Records contained in a dataset
■ ■ ■ ■ ■ ■ ■
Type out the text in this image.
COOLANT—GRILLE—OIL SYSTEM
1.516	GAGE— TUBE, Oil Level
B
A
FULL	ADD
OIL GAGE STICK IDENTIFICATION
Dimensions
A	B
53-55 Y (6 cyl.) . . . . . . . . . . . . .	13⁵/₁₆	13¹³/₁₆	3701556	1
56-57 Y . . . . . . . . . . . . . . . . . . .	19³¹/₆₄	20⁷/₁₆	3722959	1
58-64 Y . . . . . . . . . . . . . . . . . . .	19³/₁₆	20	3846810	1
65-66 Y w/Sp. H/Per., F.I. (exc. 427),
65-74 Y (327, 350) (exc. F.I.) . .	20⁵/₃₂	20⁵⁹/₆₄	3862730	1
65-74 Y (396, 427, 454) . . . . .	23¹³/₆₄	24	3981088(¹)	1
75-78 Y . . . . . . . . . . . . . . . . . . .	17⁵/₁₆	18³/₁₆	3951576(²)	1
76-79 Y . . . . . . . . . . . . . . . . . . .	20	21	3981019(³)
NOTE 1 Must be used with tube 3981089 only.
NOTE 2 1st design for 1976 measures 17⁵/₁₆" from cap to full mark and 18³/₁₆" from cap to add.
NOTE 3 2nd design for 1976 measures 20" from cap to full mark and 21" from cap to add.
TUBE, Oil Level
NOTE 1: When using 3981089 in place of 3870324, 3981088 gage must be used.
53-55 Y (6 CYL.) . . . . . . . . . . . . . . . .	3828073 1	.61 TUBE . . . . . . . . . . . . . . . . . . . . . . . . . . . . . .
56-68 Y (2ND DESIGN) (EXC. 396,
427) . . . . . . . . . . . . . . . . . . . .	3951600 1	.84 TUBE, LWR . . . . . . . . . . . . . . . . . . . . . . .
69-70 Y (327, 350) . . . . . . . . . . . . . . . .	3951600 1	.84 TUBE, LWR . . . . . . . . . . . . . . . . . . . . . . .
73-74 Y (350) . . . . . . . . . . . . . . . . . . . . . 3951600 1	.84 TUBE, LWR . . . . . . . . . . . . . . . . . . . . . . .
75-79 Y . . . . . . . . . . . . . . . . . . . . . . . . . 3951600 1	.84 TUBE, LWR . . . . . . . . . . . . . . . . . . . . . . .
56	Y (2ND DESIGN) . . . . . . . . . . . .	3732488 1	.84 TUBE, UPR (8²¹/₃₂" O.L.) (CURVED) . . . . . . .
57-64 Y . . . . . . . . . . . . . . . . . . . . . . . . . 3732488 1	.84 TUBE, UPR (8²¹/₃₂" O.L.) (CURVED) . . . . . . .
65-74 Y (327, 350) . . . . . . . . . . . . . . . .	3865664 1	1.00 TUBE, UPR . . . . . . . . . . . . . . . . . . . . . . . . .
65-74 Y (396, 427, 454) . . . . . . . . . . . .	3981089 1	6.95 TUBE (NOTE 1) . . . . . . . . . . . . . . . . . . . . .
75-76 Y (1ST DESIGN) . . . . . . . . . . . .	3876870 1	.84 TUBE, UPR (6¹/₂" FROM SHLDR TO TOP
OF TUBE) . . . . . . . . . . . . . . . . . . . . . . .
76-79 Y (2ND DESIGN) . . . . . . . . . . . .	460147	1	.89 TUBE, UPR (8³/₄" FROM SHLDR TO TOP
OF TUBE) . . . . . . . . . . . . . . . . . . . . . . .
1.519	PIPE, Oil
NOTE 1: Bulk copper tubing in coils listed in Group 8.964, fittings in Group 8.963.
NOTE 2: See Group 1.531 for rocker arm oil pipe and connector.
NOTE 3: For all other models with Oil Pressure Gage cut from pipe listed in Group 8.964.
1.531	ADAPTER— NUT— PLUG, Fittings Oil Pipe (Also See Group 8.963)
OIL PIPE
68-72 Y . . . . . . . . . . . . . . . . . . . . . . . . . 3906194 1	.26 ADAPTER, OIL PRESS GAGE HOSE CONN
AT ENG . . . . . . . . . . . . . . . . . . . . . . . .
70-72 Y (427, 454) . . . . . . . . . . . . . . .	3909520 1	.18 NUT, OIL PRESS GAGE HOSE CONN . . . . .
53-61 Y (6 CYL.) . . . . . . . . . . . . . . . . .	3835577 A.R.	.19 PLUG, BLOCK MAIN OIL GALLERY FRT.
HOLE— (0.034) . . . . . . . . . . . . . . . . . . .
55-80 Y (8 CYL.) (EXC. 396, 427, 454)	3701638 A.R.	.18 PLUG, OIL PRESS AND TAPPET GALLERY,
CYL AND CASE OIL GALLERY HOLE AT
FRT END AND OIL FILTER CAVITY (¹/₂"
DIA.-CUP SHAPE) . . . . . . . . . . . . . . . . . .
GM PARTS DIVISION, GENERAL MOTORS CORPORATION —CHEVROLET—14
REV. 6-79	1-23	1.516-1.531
■ ■ ■ ■ ■ ■ ■
_Given instruction_. Reproduce each line verbatim.

_Result of this exercise_.
Type out the text in this image.
COOLANT—GRILLE—OIL SYSTEM
1.516	GAGE— TUBE, Oil Level
B
A
FULL	ADD
OIL GAGE STICK IDENTIFICATION
Dimensions
A	B
53-55 Y (6 cyl.) . . . . . . . . . . . . .	13⁵/₁₆	13¹³/₁₆	3701556	1
56-57 Y . . . . . . . . . . . . . . . . . . .	19³¹/₆₄	20⁷/₁₆	3722959	1
58-64 Y . . . . . . . . . . . . . . . . . . .	19³/₁₆	20	3846810	1
65-66 Y w/Sp. H/Per., F.I. (exc. 427),
65-74 Y (327, 350) (exc. F.I.) . .	20⁵/₃₂	20⁵⁹/₆₄	3862730	1
65-74 Y (396, 427, 454) . . . . .	23¹³/₆₄	24	3981088(¹)	1
75-78 Y . . . . . . . . . . . . . . . . . . .	17⁵/₁₆	18³/₁₆	3951576(²)	1
76-79 Y . . . . . . . . . . . . . . . . . . .	20	21	3981019(³)
NOTE 1 Must be used with tube 3981089 only.
NOTE 2 1st design for 1976 measures 17⁵/₁₆" from cap to full mark and 18³/₁₆" from cap to add.
NOTE 3 2nd design for 1976 measures 20" from cap to full mark and 21" from cap to add.
TUBE, Oil Level
NOTE 1: When using 3981089 in place of 3870324, 3981088 gage must be used.
53-55 Y (6 CYL.) . . . . . . . . . . . . . . . .	3828073 1	.61 TUBE . . . . . . . . . . . . . . . . . . . . . . . . . . . . . .
56-68 Y (2ND DESIGN) (EXC. 396,
427) . . . . . . . . . . . . . . . . . . . .	3951600 1	.84 TUBE, LWR . . . . . . . . . . . . . . . . . . . . . . .
69-70 Y (327, 350) . . . . . . . . . . . . . . . .	3951600 1	.84 TUBE, LWR . . . . . . . . . . . . . . . . . . . . . . .
73-74 Y (350) . . . . . . . . . . . . . . . . . . . . . 3951600 1	.84 TUBE, LWR . . . . . . . . . . . . . . . . . . . . . . .
75-79 Y . . . . . . . . . . . . . . . . . . . . . . . . . 3951600 1	.84 TUBE, LWR . . . . . . . . . . . . . . . . . . . . . . .
56	Y (2ND DESIGN) . . . . . . . . . . . .	3732488 1	.84 TUBE, UPR (8²¹/₃₂" O.L.) (CURVED) . . . . . . .
57-64 Y . . . . . . . . . . . . . . . . . . . . . . . . . 3732488 1	.84 TUBE, UPR (8²¹/₃₂" O.L.) (CURVED) . . . . . . .
65-74 Y (327, 350) . . . . . . . . . . . . . . . .	3865664 1	1.00 TUBE, UPR . . . . . . . . . . . . . . . . . . . . . . . . .
65-74 Y (396, 427, 454) . . . . . . . . . . . .	3981089 1	6.95 TUBE (NOTE 1) . . . . . . . . . . . . . . . . . . . . .
75-76 Y (1ST DESIGN) . . . . . . . . . . . .	3876870 1	.84 TUBE, UPR (6¹/₂" FROM SHLDR TO TOP
OF TUBE) . . . . . . . . . . . . . . . . . . . . . . .
76-79 Y (2ND DESIGN) . . . . . . . . . . . .	460147	1	.89 TUBE, UPR (8³/₄" FROM SHLDR TO TOP
OF TUBE) . . . . . . . . . . . . . . . . . . . . . . .
1.519	PIPE, Oil
NOTE 1: Bulk copper tubing in coils listed in Group 8.964, fittings in Group 8.963.
NOTE 2: See Group 1.531 for rocker arm oil pipe and connector.
NOTE 3: For all other models with Oil Pressure Gage cut from pipe listed in Group 8.964.
1.531	ADAPTER— NUT— PLUG, Fittings Oil Pipe (Also See Group 8.963)
OIL PIPE
68-72 Y . . . . . . . . . . . . . . . . . . . . . . . . . 3906194 1	.26 ADAPTER, OIL PRESS GAGE HOSE CONN
AT ENG . . . . . . . . . . . . . . . . . . . . . . . .
70-72 Y (427, 454) . . . . . . . . . . . . . . .	3909520 1	.18 NUT, OIL PRESS GAGE HOSE CONN . . . . .
53-61 Y (6 CYL.) . . . . . . . . . . . . . . . . .	3835577 A.R.	.19 PLUG, BLOCK MAIN OIL GALLERY FRT.
HOLE— (0.034) . . . . . . . . . . . . . . . . . . .
55-80 Y (8 CYL.) (EXC. 396, 427, 454)	3701638 A.R.	.18 PLUG, OIL PRESS AND TAPPET GALLERY,
CYL AND CASE OIL GALLERY HOLE AT
FRT END AND OIL FILTER CAVITY (¹/₂"
DIA.-CUP SHAPE) . . . . . . . . . . . . . . . . . .
GM PARTS DIVISION, GENERAL MOTORS CORPORATION —CHEVROLET—14
REV. 6-79	1-23	1.516-1.531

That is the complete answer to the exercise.